### Short problem
Copy out the records verbatim, from the line containing "tab-circulation-waiting[interactable]: 回覧待ち [454,12,538,48]" through the line containing "comment-text: よろし [898,251,937,266]", both included.

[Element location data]
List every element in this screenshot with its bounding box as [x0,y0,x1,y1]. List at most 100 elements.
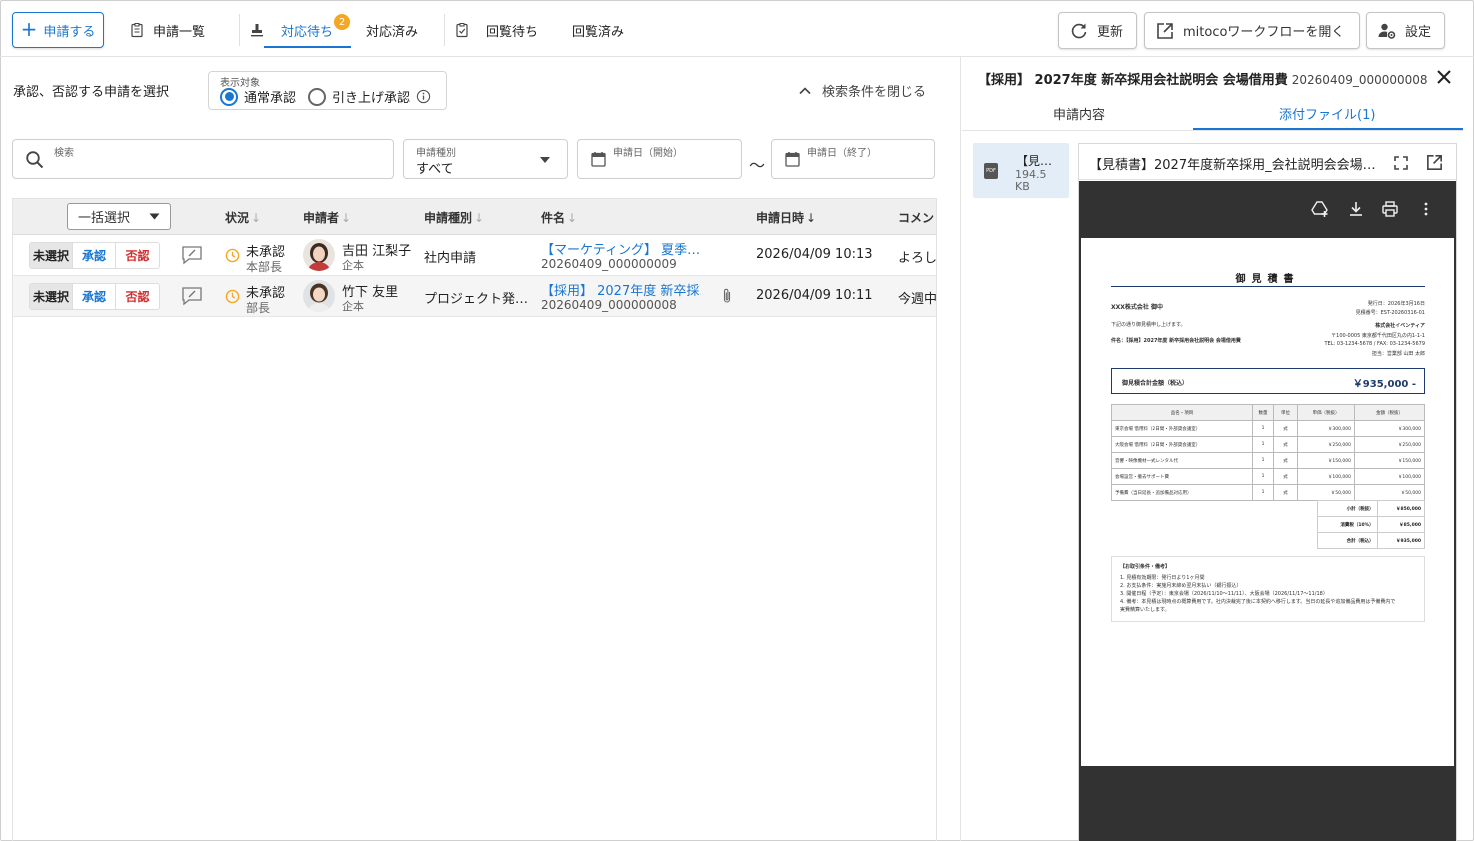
tab-circulation-waiting[interactable]: 回覧待ち [454,12,538,48]
date-to-input[interactable]: 申請日（終了） [771,139,935,179]
tab-request-content[interactable]: 申請内容 [1053,104,1105,123]
avatar [303,239,335,271]
doc-item-amount: ￥100,000 [1354,468,1425,485]
comment-text: よろし [898,251,937,266]
doc-item-qty: 1 [1252,452,1274,469]
choice-unselected[interactable]: 未選択 [30,284,73,309]
doc-item-row: 音響・映像機材一式レンタル代 1 式 ￥150,000 ￥150,000 [1111,452,1425,469]
user-gear-icon [1378,23,1396,39]
doc-item-price: ￥100,000 [1297,468,1355,485]
comment-edit-icon[interactable] [181,245,203,265]
doc-tax-row: 消費税（10%） ￥85,000 [1317,516,1426,533]
tab-circulation-done[interactable]: 回覧済み [572,12,624,48]
radio-pullup-label: 引き上げ承認 [332,91,411,106]
stamp-icon [251,24,263,37]
info-icon[interactable] [416,89,431,104]
radio-pullup-approval[interactable]: 引き上げ承認 [308,87,431,106]
chevron-up-icon [799,86,811,94]
comment-text: 今週中 [898,292,937,307]
search-input[interactable]: 検索 [12,139,394,179]
open-workflow-button[interactable]: mitocoワークフローを開く [1144,12,1360,49]
doc-notes-title: 【お取引条件・備考】 [1120,564,1171,570]
header-subject[interactable]: 件名 ↓ [541,209,577,226]
doc-grand-label: 合計（税込） [1317,532,1378,549]
doc-grand-row: 合計（税込） ￥935,000 [1317,532,1426,549]
doc-item-qty: 1 [1252,420,1274,437]
header-comment[interactable]: コメン [898,209,934,226]
subject-link[interactable]: 【採用】 2027年度 新卒採… [541,280,701,299]
request-type-label: 申請種別 [416,148,456,159]
attachment-item[interactable]: PDF 【見… 194.5 KB [973,143,1069,198]
doc-item-qty: 1 [1252,468,1274,485]
active-tab-indicator [1193,128,1463,130]
date-from-label: 申請日（開始） [613,148,683,159]
radio-checked-icon [220,87,238,106]
doc-item-header: 品名・項目 数量 単位 単価（税抜） 金額（税抜） [1111,404,1425,421]
tab-pending[interactable]: 対応待ち [249,12,333,48]
tab-done[interactable]: 対応済み [366,12,418,48]
attachment-size-unit: KB [1015,180,1030,193]
pdf-viewer: 【見積書】2027年度新卒採用_会社説明会会場… 御見積書 XXX株式会社 御中… [1078,143,1457,841]
close-icon[interactable] [1436,69,1452,85]
table-row[interactable]: 未選択 承認 否認 未承認 本部長 吉田 江梨子 企本 社内申請 【マーケティン… [13,235,937,276]
request-type-select[interactable]: 申請種別 すべて [403,139,568,179]
detail-number: 20260409_000000008 [1291,73,1428,87]
caret-down-icon [149,213,160,220]
subject-link[interactable]: 【マーケティング】 夏季… [541,239,701,258]
plus-icon: + [20,17,38,41]
tab-request-list[interactable]: 申請一覧 [129,12,205,48]
radio-unchecked-icon [308,87,326,106]
sort-arrow-icon: ↓ [341,210,352,225]
header-status[interactable]: 状況 ↓ [225,209,261,226]
choice-approve[interactable]: 承認 [73,284,116,309]
doc-item-table: 品名・項目 数量 単位 単価（税抜） 金額（税抜） 東京会場 借用料（2日間・外… [1111,404,1425,501]
doc-tax: ￥85,000 [1376,516,1426,533]
refresh-button[interactable]: 更新 [1058,12,1137,49]
radio-normal-approval[interactable]: 通常承認 [220,87,296,106]
doc-item-unit: 式 [1273,468,1298,485]
choice-approve[interactable]: 承認 [73,243,116,268]
new-request-button[interactable]: + 申請する [12,12,104,48]
settings-button[interactable]: 設定 [1366,12,1445,49]
bulk-select-dropdown[interactable]: 一括選択 [67,203,171,230]
fullscreen-icon[interactable] [1393,155,1409,171]
clipboard-check-icon [456,23,468,38]
external-link-icon[interactable] [1425,153,1444,172]
table-header: 一括選択 状況 ↓ 申請者 ↓ 申請種別 ↓ 件名 ↓ 申請日時 ↓ コメン [13,199,936,235]
doc-note-line: 4. 備考：本見積は現時点の概算費用です。社内決裁完了後に本契約へ移行します。当… [1120,599,1396,605]
comment-edit-icon[interactable] [181,286,203,306]
header-comment-label: コメン [898,211,935,225]
request-table: 一括選択 状況 ↓ 申請者 ↓ 申請種別 ↓ 件名 ↓ 申請日時 ↓ コメン 未選択 承認… [12,198,937,841]
doc-summary-table: 小計（税抜） ￥850,000 消費税（10%） ￥85,000 合計（税込） ￥93… [1317,500,1426,549]
print-icon[interactable] [1381,200,1399,218]
choice-reject[interactable]: 否認 [116,284,159,309]
more-vert-icon[interactable] [1417,200,1435,218]
header-type[interactable]: 申請種別 ↓ [424,209,484,226]
doc-title: 御見積書 [1235,274,1300,285]
sort-arrow-icon: ↓ [474,210,485,225]
doc-tel: TEL: 03-1234-5678 / FAX: 03-1234-5679 [1324,341,1425,347]
table-row[interactable]: 未選択 承認 否認 未承認 部長 竹下 友里 企本 プロジェクト発… 【採用】 … [13,276,937,317]
date-from-input[interactable]: 申請日（開始） [577,139,742,179]
tab-done-label: 対応済み [366,24,419,40]
close-filter-button[interactable]: 検索条件を閉じる [798,81,926,100]
download-icon[interactable] [1347,200,1365,218]
tab-request-list-label: 申請一覧 [153,24,206,40]
doc-notes: 【お取引条件・備考】 1. 見積有効期限：発行日より1ヶ月間 2. お支払条件：… [1111,556,1425,622]
doc-staff: 担当：営業部 山田 太郎 [1371,351,1425,357]
doc-item-price: ￥50,000 [1297,484,1355,501]
doc-col-item: 品名・項目 [1111,404,1253,421]
header-subject-label: 件名 [541,211,566,225]
doc-item-unit: 式 [1273,420,1298,437]
doc-issue-date: 発行日：2026年3月16日 [1367,301,1425,307]
header-applicant[interactable]: 申請者 ↓ [303,209,351,226]
doc-total-label: 御見積合計金額（税込） [1122,380,1189,387]
choice-reject[interactable]: 否認 [116,243,159,268]
approver-role: 本部長 [246,260,283,274]
drive-add-icon[interactable] [1311,200,1329,218]
tab-attachments[interactable]: 添付ファイル(1) [1279,104,1375,123]
bulk-select-label: 一括選択 [78,211,131,226]
choice-unselected[interactable]: 未選択 [30,243,73,268]
header-datetime[interactable]: 申請日時 ↓ [756,209,816,226]
refresh-icon [1071,23,1087,38]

### Solution for this problem
tab-circulation-waiting[interactable]: 回覧待ち [454,12,538,48]
date-to-input[interactable]: 申請日（終了） [771,139,935,179]
tab-request-content[interactable]: 申請内容 [1053,104,1105,123]
avatar [303,239,335,271]
doc-item-amount: ￥100,000 [1354,468,1425,485]
comment-text: よろし [898,251,937,266]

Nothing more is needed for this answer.